— The problem —
Give back the full material, exactly as it reads.

Stored data entries:

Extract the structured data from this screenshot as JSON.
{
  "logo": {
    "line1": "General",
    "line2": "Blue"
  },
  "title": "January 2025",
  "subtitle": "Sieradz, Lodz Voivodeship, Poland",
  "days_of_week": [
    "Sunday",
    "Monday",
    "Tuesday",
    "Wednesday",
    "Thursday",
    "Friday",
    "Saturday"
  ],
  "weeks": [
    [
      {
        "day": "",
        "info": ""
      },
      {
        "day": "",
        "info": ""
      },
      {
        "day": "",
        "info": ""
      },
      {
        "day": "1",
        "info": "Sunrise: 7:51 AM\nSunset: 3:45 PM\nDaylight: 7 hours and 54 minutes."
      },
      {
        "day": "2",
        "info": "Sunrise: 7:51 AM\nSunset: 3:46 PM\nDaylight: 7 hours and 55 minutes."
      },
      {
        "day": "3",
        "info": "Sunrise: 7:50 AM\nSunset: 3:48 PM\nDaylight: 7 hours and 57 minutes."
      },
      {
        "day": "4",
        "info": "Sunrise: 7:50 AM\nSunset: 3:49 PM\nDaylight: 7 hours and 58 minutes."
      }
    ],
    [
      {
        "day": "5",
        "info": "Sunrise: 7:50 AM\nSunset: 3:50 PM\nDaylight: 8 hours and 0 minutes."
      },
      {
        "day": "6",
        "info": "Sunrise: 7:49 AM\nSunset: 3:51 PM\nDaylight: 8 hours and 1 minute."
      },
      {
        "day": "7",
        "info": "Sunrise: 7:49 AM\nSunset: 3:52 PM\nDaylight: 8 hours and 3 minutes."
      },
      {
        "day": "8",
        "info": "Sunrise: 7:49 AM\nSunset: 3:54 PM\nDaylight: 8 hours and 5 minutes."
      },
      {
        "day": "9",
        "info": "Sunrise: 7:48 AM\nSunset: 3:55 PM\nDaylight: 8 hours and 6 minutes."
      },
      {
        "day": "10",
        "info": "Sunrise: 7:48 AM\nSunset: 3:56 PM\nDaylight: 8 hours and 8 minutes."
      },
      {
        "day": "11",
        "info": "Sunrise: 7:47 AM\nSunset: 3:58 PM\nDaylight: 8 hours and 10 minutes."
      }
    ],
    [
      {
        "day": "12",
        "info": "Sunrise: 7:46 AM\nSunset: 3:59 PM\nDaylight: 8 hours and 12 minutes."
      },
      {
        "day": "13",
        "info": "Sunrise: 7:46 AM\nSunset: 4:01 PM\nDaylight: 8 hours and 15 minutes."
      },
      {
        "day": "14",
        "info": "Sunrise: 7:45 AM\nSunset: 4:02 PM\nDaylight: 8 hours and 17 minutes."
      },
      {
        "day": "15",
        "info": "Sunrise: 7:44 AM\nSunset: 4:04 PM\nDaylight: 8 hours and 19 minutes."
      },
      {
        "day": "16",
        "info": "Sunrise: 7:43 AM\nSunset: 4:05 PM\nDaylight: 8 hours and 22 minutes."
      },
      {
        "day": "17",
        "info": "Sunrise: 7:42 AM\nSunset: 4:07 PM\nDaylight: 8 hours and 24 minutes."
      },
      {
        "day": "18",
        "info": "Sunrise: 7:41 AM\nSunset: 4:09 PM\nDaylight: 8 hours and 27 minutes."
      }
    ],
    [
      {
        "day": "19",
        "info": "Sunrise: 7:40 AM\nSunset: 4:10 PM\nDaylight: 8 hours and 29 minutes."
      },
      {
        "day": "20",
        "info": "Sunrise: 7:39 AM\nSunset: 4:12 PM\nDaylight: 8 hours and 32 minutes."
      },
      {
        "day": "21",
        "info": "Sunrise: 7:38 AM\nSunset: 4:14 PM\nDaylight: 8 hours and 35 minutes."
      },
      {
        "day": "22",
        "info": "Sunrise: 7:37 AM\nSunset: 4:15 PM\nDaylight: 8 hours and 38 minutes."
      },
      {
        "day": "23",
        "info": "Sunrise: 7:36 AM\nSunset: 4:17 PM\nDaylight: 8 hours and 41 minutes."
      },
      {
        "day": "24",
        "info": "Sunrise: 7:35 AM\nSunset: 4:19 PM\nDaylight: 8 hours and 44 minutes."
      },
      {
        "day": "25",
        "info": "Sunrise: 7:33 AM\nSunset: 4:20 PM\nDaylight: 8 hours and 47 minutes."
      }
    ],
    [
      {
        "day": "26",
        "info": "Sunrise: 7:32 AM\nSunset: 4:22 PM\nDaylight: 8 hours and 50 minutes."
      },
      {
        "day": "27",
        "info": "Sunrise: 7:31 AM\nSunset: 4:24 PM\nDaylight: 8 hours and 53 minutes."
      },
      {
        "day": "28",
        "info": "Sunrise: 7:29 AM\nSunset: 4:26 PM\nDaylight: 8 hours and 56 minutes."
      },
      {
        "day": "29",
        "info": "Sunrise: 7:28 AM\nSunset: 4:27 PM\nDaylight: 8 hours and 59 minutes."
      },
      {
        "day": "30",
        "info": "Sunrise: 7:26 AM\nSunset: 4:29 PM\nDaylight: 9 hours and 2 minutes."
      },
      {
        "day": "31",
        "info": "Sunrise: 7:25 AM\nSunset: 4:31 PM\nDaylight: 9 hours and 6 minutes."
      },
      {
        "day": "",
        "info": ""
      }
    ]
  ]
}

— Problem solution —
Extract the structured data from this screenshot as JSON.
{
  "logo": {
    "line1": "General",
    "line2": "Blue"
  },
  "title": "January 2025",
  "subtitle": "Sieradz, Lodz Voivodeship, Poland",
  "days_of_week": [
    "Sunday",
    "Monday",
    "Tuesday",
    "Wednesday",
    "Thursday",
    "Friday",
    "Saturday"
  ],
  "weeks": [
    [
      {
        "day": "",
        "info": ""
      },
      {
        "day": "",
        "info": ""
      },
      {
        "day": "",
        "info": ""
      },
      {
        "day": "1",
        "info": "Sunrise: 7:51 AM\nSunset: 3:45 PM\nDaylight: 7 hours and 54 minutes."
      },
      {
        "day": "2",
        "info": "Sunrise: 7:51 AM\nSunset: 3:46 PM\nDaylight: 7 hours and 55 minutes."
      },
      {
        "day": "3",
        "info": "Sunrise: 7:50 AM\nSunset: 3:48 PM\nDaylight: 7 hours and 57 minutes."
      },
      {
        "day": "4",
        "info": "Sunrise: 7:50 AM\nSunset: 3:49 PM\nDaylight: 7 hours and 58 minutes."
      }
    ],
    [
      {
        "day": "5",
        "info": "Sunrise: 7:50 AM\nSunset: 3:50 PM\nDaylight: 8 hours and 0 minutes."
      },
      {
        "day": "6",
        "info": "Sunrise: 7:49 AM\nSunset: 3:51 PM\nDaylight: 8 hours and 1 minute."
      },
      {
        "day": "7",
        "info": "Sunrise: 7:49 AM\nSunset: 3:52 PM\nDaylight: 8 hours and 3 minutes."
      },
      {
        "day": "8",
        "info": "Sunrise: 7:49 AM\nSunset: 3:54 PM\nDaylight: 8 hours and 5 minutes."
      },
      {
        "day": "9",
        "info": "Sunrise: 7:48 AM\nSunset: 3:55 PM\nDaylight: 8 hours and 6 minutes."
      },
      {
        "day": "10",
        "info": "Sunrise: 7:48 AM\nSunset: 3:56 PM\nDaylight: 8 hours and 8 minutes."
      },
      {
        "day": "11",
        "info": "Sunrise: 7:47 AM\nSunset: 3:58 PM\nDaylight: 8 hours and 10 minutes."
      }
    ],
    [
      {
        "day": "12",
        "info": "Sunrise: 7:46 AM\nSunset: 3:59 PM\nDaylight: 8 hours and 12 minutes."
      },
      {
        "day": "13",
        "info": "Sunrise: 7:46 AM\nSunset: 4:01 PM\nDaylight: 8 hours and 15 minutes."
      },
      {
        "day": "14",
        "info": "Sunrise: 7:45 AM\nSunset: 4:02 PM\nDaylight: 8 hours and 17 minutes."
      },
      {
        "day": "15",
        "info": "Sunrise: 7:44 AM\nSunset: 4:04 PM\nDaylight: 8 hours and 19 minutes."
      },
      {
        "day": "16",
        "info": "Sunrise: 7:43 AM\nSunset: 4:05 PM\nDaylight: 8 hours and 22 minutes."
      },
      {
        "day": "17",
        "info": "Sunrise: 7:42 AM\nSunset: 4:07 PM\nDaylight: 8 hours and 24 minutes."
      },
      {
        "day": "18",
        "info": "Sunrise: 7:41 AM\nSunset: 4:09 PM\nDaylight: 8 hours and 27 minutes."
      }
    ],
    [
      {
        "day": "19",
        "info": "Sunrise: 7:40 AM\nSunset: 4:10 PM\nDaylight: 8 hours and 29 minutes."
      },
      {
        "day": "20",
        "info": "Sunrise: 7:39 AM\nSunset: 4:12 PM\nDaylight: 8 hours and 32 minutes."
      },
      {
        "day": "21",
        "info": "Sunrise: 7:38 AM\nSunset: 4:14 PM\nDaylight: 8 hours and 35 minutes."
      },
      {
        "day": "22",
        "info": "Sunrise: 7:37 AM\nSunset: 4:15 PM\nDaylight: 8 hours and 38 minutes."
      },
      {
        "day": "23",
        "info": "Sunrise: 7:36 AM\nSunset: 4:17 PM\nDaylight: 8 hours and 41 minutes."
      },
      {
        "day": "24",
        "info": "Sunrise: 7:35 AM\nSunset: 4:19 PM\nDaylight: 8 hours and 44 minutes."
      },
      {
        "day": "25",
        "info": "Sunrise: 7:33 AM\nSunset: 4:20 PM\nDaylight: 8 hours and 47 minutes."
      }
    ],
    [
      {
        "day": "26",
        "info": "Sunrise: 7:32 AM\nSunset: 4:22 PM\nDaylight: 8 hours and 50 minutes."
      },
      {
        "day": "27",
        "info": "Sunrise: 7:31 AM\nSunset: 4:24 PM\nDaylight: 8 hours and 53 minutes."
      },
      {
        "day": "28",
        "info": "Sunrise: 7:29 AM\nSunset: 4:26 PM\nDaylight: 8 hours and 56 minutes."
      },
      {
        "day": "29",
        "info": "Sunrise: 7:28 AM\nSunset: 4:27 PM\nDaylight: 8 hours and 59 minutes."
      },
      {
        "day": "30",
        "info": "Sunrise: 7:26 AM\nSunset: 4:29 PM\nDaylight: 9 hours and 2 minutes."
      },
      {
        "day": "31",
        "info": "Sunrise: 7:25 AM\nSunset: 4:31 PM\nDaylight: 9 hours and 6 minutes."
      },
      {
        "day": "",
        "info": ""
      }
    ]
  ]
}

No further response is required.